» Aim
Report every line in the entries below that contains the word "icon", copying each such line in full.

» Records for the task
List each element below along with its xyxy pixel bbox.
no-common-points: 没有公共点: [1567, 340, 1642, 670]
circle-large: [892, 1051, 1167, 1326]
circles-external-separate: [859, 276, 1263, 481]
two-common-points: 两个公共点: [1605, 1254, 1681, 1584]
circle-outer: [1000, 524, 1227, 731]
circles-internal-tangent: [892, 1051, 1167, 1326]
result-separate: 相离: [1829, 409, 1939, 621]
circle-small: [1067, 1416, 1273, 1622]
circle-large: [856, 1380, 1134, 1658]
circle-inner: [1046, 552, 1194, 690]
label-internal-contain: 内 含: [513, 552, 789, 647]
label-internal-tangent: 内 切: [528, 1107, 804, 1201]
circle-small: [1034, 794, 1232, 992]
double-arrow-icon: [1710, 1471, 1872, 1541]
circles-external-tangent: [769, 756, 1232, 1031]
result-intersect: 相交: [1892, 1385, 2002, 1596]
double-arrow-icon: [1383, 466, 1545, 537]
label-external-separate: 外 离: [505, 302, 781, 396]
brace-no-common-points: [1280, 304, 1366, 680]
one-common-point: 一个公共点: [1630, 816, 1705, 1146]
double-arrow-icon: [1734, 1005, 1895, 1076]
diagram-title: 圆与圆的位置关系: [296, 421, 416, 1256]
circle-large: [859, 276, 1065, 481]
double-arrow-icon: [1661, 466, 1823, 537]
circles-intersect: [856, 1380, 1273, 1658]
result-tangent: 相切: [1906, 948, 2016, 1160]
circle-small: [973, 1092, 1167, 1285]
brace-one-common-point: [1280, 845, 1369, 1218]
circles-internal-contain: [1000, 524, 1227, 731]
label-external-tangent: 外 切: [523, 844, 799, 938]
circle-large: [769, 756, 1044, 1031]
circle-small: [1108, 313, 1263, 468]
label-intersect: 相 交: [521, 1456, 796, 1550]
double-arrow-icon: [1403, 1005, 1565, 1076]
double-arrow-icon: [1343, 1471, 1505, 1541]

» Response to this task
double-arrow-icon: [1710, 1471, 1872, 1541]
double-arrow-icon: [1383, 466, 1545, 537]
double-arrow-icon: [1734, 1005, 1895, 1076]
double-arrow-icon: [1661, 466, 1823, 537]
double-arrow-icon: [1403, 1005, 1565, 1076]
double-arrow-icon: [1343, 1471, 1505, 1541]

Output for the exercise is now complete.